++++ Given information ++++

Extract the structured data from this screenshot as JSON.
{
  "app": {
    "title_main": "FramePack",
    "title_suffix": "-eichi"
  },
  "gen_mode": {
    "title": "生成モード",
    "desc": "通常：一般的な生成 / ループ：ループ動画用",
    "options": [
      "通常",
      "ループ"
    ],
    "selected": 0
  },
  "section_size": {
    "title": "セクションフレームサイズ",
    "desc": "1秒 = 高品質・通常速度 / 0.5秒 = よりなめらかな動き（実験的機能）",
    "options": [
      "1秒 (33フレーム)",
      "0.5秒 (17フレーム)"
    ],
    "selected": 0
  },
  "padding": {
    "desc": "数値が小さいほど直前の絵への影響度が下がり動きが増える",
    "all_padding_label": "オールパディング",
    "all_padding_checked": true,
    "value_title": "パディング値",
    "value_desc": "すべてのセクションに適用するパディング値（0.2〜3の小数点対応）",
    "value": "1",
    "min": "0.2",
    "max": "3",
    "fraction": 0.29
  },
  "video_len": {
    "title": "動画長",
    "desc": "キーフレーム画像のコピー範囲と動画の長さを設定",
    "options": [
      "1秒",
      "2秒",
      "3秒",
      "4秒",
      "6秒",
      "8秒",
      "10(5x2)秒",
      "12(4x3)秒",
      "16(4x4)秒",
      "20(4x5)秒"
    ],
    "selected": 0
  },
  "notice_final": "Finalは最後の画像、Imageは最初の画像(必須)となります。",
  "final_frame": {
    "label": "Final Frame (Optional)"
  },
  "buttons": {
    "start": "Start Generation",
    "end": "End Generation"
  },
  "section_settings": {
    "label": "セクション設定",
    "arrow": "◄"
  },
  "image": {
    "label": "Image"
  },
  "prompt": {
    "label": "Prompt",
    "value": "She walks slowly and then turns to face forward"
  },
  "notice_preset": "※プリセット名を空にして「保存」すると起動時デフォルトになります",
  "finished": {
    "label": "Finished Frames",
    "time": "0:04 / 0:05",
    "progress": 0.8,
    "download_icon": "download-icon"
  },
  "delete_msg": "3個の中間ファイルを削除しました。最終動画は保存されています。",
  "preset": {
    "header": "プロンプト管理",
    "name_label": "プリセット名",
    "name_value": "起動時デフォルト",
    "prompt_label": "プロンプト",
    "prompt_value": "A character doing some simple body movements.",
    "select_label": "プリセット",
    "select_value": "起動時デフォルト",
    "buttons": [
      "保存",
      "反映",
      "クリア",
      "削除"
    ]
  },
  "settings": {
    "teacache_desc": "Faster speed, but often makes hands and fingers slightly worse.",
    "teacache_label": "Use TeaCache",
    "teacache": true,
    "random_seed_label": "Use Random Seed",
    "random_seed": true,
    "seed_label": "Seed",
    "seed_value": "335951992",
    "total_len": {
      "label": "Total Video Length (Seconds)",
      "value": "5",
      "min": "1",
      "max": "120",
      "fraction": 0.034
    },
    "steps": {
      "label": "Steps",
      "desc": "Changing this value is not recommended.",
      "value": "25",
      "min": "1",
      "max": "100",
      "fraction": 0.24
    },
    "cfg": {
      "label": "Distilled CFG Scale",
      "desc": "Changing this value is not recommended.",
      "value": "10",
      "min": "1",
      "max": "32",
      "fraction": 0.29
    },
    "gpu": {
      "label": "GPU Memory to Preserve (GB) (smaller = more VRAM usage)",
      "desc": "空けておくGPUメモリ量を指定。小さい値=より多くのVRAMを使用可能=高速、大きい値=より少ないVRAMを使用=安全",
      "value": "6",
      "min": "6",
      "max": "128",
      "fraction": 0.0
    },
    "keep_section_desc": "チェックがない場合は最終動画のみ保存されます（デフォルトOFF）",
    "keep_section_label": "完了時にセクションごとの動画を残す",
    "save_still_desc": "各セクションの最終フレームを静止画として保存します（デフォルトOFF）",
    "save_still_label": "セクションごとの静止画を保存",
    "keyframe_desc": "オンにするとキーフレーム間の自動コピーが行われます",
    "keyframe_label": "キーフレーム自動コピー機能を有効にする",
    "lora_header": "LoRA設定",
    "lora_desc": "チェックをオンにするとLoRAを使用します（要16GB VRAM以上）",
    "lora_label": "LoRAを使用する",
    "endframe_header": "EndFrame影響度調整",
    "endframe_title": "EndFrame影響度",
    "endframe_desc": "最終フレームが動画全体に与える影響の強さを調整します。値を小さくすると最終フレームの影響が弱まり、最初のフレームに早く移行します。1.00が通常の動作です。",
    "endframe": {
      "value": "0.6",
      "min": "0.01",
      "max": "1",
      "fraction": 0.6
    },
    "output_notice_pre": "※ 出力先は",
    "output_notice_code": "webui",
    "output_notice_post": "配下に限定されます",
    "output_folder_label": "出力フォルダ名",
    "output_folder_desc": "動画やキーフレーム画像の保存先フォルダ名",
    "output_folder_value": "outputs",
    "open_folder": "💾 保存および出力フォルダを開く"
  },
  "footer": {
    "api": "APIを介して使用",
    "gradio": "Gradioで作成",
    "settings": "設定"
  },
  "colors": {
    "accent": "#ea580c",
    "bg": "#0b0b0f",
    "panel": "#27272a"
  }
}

++++

*Exercise*:
Make an exact copy of every entry.

*Task solution*:
Extract the structured data from this screenshot as JSON.
{
  "app": {
    "title_main": "FramePack",
    "title_suffix": "-eichi"
  },
  "gen_mode": {
    "title": "生成モード",
    "desc": "通常：一般的な生成 / ループ：ループ動画用",
    "options": [
      "通常",
      "ループ"
    ],
    "selected": 0
  },
  "section_size": {
    "title": "セクションフレームサイズ",
    "desc": "1秒 = 高品質・通常速度 / 0.5秒 = よりなめらかな動き（実験的機能）",
    "options": [
      "1秒 (33フレーム)",
      "0.5秒 (17フレーム)"
    ],
    "selected": 0
  },
  "padding": {
    "desc": "数値が小さいほど直前の絵への影響度が下がり動きが増える",
    "all_padding_label": "オールパディング",
    "all_padding_checked": true,
    "value_title": "パディング値",
    "value_desc": "すべてのセクションに適用するパディング値（0.2〜3の小数点対応）",
    "value": "1",
    "min": "0.2",
    "max": "3",
    "fraction": 0.29
  },
  "video_len": {
    "title": "動画長",
    "desc": "キーフレーム画像のコピー範囲と動画の長さを設定",
    "options": [
      "1秒",
      "2秒",
      "3秒",
      "4秒",
      "6秒",
      "8秒",
      "10(5x2)秒",
      "12(4x3)秒",
      "16(4x4)秒",
      "20(4x5)秒"
    ],
    "selected": 0
  },
  "notice_final": "Finalは最後の画像、Imageは最初の画像(必須)となります。",
  "final_frame": {
    "label": "Final Frame (Optional)"
  },
  "buttons": {
    "start": "Start Generation",
    "end": "End Generation"
  },
  "section_settings": {
    "label": "セクション設定",
    "arrow": "◄"
  },
  "image": {
    "label": "Image"
  },
  "prompt": {
    "label": "Prompt",
    "value": "She walks slowly and then turns to face forward"
  },
  "notice_preset": "※プリセット名を空にして「保存」すると起動時デフォルトになります",
  "finished": {
    "label": "Finished Frames",
    "time": "0:04 / 0:05",
    "progress": 0.8,
    "download_icon": "download-icon"
  },
  "delete_msg": "3個の中間ファイルを削除しました。最終動画は保存されています。",
  "preset": {
    "header": "プロンプト管理",
    "name_label": "プリセット名",
    "name_value": "起動時デフォルト",
    "prompt_label": "プロンプト",
    "prompt_value": "A character doing some simple body movements.",
    "select_label": "プリセット",
    "select_value": "起動時デフォルト",
    "buttons": [
      "保存",
      "反映",
      "クリア",
      "削除"
    ]
  },
  "settings": {
    "teacache_desc": "Faster speed, but often makes hands and fingers slightly worse.",
    "teacache_label": "Use TeaCache",
    "teacache": true,
    "random_seed_label": "Use Random Seed",
    "random_seed": true,
    "seed_label": "Seed",
    "seed_value": "335951992",
    "total_len": {
      "label": "Total Video Length (Seconds)",
      "value": "5",
      "min": "1",
      "max": "120",
      "fraction": 0.034
    },
    "steps": {
      "label": "Steps",
      "desc": "Changing this value is not recommended.",
      "value": "25",
      "min": "1",
      "max": "100",
      "fraction": 0.24
    },
    "cfg": {
      "label": "Distilled CFG Scale",
      "desc": "Changing this value is not recommended.",
      "value": "10",
      "min": "1",
      "max": "32",
      "fraction": 0.29
    },
    "gpu": {
      "label": "GPU Memory to Preserve (GB) (smaller = more VRAM usage)",
      "desc": "空けておくGPUメモリ量を指定。小さい値=より多くのVRAMを使用可能=高速、大きい値=より少ないVRAMを使用=安全",
      "value": "6",
      "min": "6",
      "max": "128",
      "fraction": 0.0
    },
    "keep_section_desc": "チェックがない場合は最終動画のみ保存されます（デフォルトOFF）",
    "keep_section_label": "完了時にセクションごとの動画を残す",
    "save_still_desc": "各セクションの最終フレームを静止画として保存します（デフォルトOFF）",
    "save_still_label": "セクションごとの静止画を保存",
    "keyframe_desc": "オンにするとキーフレーム間の自動コピーが行われます",
    "keyframe_label": "キーフレーム自動コピー機能を有効にする",
    "lora_header": "LoRA設定",
    "lora_desc": "チェックをオンにするとLoRAを使用します（要16GB VRAM以上）",
    "lora_label": "LoRAを使用する",
    "endframe_header": "EndFrame影響度調整",
    "endframe_title": "EndFrame影響度",
    "endframe_desc": "最終フレームが動画全体に与える影響の強さを調整します。値を小さくすると最終フレームの影響が弱まり、最初のフレームに早く移行します。1.00が通常の動作です。",
    "endframe": {
      "value": "0.6",
      "min": "0.01",
      "max": "1",
      "fraction": 0.6
    },
    "output_notice_pre": "※ 出力先は",
    "output_notice_code": "webui",
    "output_notice_post": "配下に限定されます",
    "output_folder_label": "出力フォルダ名",
    "output_folder_desc": "動画やキーフレーム画像の保存先フォルダ名",
    "output_folder_value": "outputs",
    "open_folder": "💾 保存および出力フォルダを開く"
  },
  "footer": {
    "api": "APIを介して使用",
    "gradio": "Gradioで作成",
    "settings": "設定"
  },
  "colors": {
    "accent": "#ea580c",
    "bg": "#0b0b0f",
    "panel": "#27272a"
  }
}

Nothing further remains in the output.